» GIVEN INSTRUCTION: Without the pictures, return each record as it appears.

» SUPPLIED MATERIAL:
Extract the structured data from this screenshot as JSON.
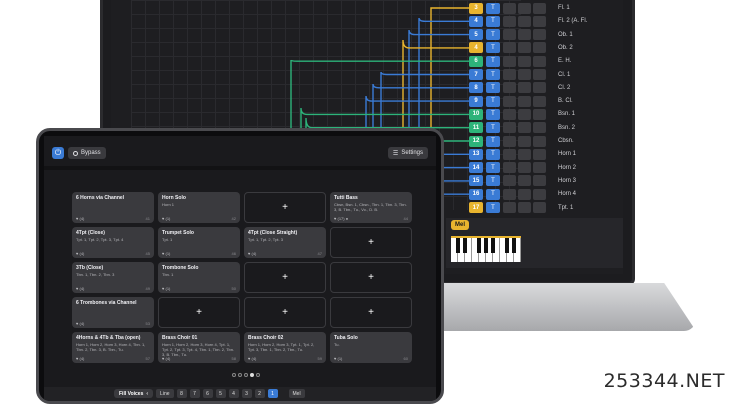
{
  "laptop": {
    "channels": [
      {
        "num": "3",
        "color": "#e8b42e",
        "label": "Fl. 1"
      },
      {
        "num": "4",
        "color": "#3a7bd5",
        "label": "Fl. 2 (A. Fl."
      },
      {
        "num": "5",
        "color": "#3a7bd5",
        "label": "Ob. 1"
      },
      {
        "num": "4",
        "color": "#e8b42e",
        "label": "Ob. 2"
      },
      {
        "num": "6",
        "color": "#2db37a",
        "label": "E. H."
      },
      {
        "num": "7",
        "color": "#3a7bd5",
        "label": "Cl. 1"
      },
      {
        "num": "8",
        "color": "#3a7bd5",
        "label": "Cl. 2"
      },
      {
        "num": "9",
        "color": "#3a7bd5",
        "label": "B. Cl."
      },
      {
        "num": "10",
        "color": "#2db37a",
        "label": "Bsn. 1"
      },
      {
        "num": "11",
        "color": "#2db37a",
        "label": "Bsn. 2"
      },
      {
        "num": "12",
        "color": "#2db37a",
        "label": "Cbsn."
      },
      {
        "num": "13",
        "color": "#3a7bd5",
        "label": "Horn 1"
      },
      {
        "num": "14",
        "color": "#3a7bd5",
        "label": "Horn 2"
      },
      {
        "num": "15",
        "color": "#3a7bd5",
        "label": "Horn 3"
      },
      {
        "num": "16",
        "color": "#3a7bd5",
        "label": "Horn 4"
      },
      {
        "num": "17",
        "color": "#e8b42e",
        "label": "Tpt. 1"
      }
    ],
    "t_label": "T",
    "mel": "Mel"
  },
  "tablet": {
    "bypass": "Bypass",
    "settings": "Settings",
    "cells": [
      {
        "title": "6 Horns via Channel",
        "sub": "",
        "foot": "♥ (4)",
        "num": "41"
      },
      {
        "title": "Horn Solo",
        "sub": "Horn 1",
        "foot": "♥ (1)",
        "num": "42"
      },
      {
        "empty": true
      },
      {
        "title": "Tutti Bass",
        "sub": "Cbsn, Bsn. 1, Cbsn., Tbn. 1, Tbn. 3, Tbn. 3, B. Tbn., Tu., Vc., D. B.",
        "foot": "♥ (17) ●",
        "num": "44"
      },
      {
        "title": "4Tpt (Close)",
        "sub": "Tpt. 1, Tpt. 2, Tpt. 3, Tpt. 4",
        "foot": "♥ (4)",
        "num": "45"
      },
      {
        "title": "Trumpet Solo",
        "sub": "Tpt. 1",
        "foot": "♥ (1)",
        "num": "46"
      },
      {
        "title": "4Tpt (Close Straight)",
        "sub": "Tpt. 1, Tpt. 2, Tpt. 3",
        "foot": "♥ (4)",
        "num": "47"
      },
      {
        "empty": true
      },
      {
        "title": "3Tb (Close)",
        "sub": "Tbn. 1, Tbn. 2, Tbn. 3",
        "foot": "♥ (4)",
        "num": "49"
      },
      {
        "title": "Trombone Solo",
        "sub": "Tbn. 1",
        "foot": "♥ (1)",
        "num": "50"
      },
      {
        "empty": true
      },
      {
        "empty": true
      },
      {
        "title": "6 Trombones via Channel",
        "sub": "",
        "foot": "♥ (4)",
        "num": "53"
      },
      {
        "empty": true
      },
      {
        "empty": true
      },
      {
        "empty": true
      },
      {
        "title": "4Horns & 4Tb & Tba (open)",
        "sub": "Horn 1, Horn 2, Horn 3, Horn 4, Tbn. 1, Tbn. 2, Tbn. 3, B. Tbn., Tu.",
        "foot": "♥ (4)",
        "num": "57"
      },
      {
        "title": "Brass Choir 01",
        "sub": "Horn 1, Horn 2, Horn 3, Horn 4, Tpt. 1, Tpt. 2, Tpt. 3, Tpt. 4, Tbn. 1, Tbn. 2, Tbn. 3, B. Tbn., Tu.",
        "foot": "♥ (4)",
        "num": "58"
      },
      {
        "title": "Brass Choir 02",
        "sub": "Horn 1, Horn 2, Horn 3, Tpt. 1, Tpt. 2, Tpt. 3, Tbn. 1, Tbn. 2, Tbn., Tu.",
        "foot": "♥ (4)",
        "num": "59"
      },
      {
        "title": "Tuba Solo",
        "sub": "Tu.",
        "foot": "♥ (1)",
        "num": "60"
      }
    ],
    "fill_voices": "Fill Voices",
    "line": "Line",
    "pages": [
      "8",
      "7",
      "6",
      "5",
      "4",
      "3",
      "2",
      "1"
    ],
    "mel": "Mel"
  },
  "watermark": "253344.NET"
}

» REPLY:
Extract the structured data from this screenshot as JSON.
{
  "laptop": {
    "channels": [
      {
        "num": "3",
        "color": "#e8b42e",
        "label": "Fl. 1"
      },
      {
        "num": "4",
        "color": "#3a7bd5",
        "label": "Fl. 2 (A. Fl."
      },
      {
        "num": "5",
        "color": "#3a7bd5",
        "label": "Ob. 1"
      },
      {
        "num": "4",
        "color": "#e8b42e",
        "label": "Ob. 2"
      },
      {
        "num": "6",
        "color": "#2db37a",
        "label": "E. H."
      },
      {
        "num": "7",
        "color": "#3a7bd5",
        "label": "Cl. 1"
      },
      {
        "num": "8",
        "color": "#3a7bd5",
        "label": "Cl. 2"
      },
      {
        "num": "9",
        "color": "#3a7bd5",
        "label": "B. Cl."
      },
      {
        "num": "10",
        "color": "#2db37a",
        "label": "Bsn. 1"
      },
      {
        "num": "11",
        "color": "#2db37a",
        "label": "Bsn. 2"
      },
      {
        "num": "12",
        "color": "#2db37a",
        "label": "Cbsn."
      },
      {
        "num": "13",
        "color": "#3a7bd5",
        "label": "Horn 1"
      },
      {
        "num": "14",
        "color": "#3a7bd5",
        "label": "Horn 2"
      },
      {
        "num": "15",
        "color": "#3a7bd5",
        "label": "Horn 3"
      },
      {
        "num": "16",
        "color": "#3a7bd5",
        "label": "Horn 4"
      },
      {
        "num": "17",
        "color": "#e8b42e",
        "label": "Tpt. 1"
      }
    ],
    "t_label": "T",
    "mel": "Mel"
  },
  "tablet": {
    "bypass": "Bypass",
    "settings": "Settings",
    "cells": [
      {
        "title": "6 Horns via Channel",
        "sub": "",
        "foot": "♥ (4)",
        "num": "41"
      },
      {
        "title": "Horn Solo",
        "sub": "Horn 1",
        "foot": "♥ (1)",
        "num": "42"
      },
      {
        "empty": true
      },
      {
        "title": "Tutti Bass",
        "sub": "Cbsn, Bsn. 1, Cbsn., Tbn. 1, Tbn. 3, Tbn. 3, B. Tbn., Tu., Vc., D. B.",
        "foot": "♥ (17) ●",
        "num": "44"
      },
      {
        "title": "4Tpt (Close)",
        "sub": "Tpt. 1, Tpt. 2, Tpt. 3, Tpt. 4",
        "foot": "♥ (4)",
        "num": "45"
      },
      {
        "title": "Trumpet Solo",
        "sub": "Tpt. 1",
        "foot": "♥ (1)",
        "num": "46"
      },
      {
        "title": "4Tpt (Close Straight)",
        "sub": "Tpt. 1, Tpt. 2, Tpt. 3",
        "foot": "♥ (4)",
        "num": "47"
      },
      {
        "empty": true
      },
      {
        "title": "3Tb (Close)",
        "sub": "Tbn. 1, Tbn. 2, Tbn. 3",
        "foot": "♥ (4)",
        "num": "49"
      },
      {
        "title": "Trombone Solo",
        "sub": "Tbn. 1",
        "foot": "♥ (1)",
        "num": "50"
      },
      {
        "empty": true
      },
      {
        "empty": true
      },
      {
        "title": "6 Trombones via Channel",
        "sub": "",
        "foot": "♥ (4)",
        "num": "53"
      },
      {
        "empty": true
      },
      {
        "empty": true
      },
      {
        "empty": true
      },
      {
        "title": "4Horns & 4Tb & Tba (open)",
        "sub": "Horn 1, Horn 2, Horn 3, Horn 4, Tbn. 1, Tbn. 2, Tbn. 3, B. Tbn., Tu.",
        "foot": "♥ (4)",
        "num": "57"
      },
      {
        "title": "Brass Choir 01",
        "sub": "Horn 1, Horn 2, Horn 3, Horn 4, Tpt. 1, Tpt. 2, Tpt. 3, Tpt. 4, Tbn. 1, Tbn. 2, Tbn. 3, B. Tbn., Tu.",
        "foot": "♥ (4)",
        "num": "58"
      },
      {
        "title": "Brass Choir 02",
        "sub": "Horn 1, Horn 2, Horn 3, Tpt. 1, Tpt. 2, Tpt. 3, Tbn. 1, Tbn. 2, Tbn., Tu.",
        "foot": "♥ (4)",
        "num": "59"
      },
      {
        "title": "Tuba Solo",
        "sub": "Tu.",
        "foot": "♥ (1)",
        "num": "60"
      }
    ],
    "fill_voices": "Fill Voices",
    "line": "Line",
    "pages": [
      "8",
      "7",
      "6",
      "5",
      "4",
      "3",
      "2",
      "1"
    ],
    "mel": "Mel"
  },
  "watermark": "253344.NET"
}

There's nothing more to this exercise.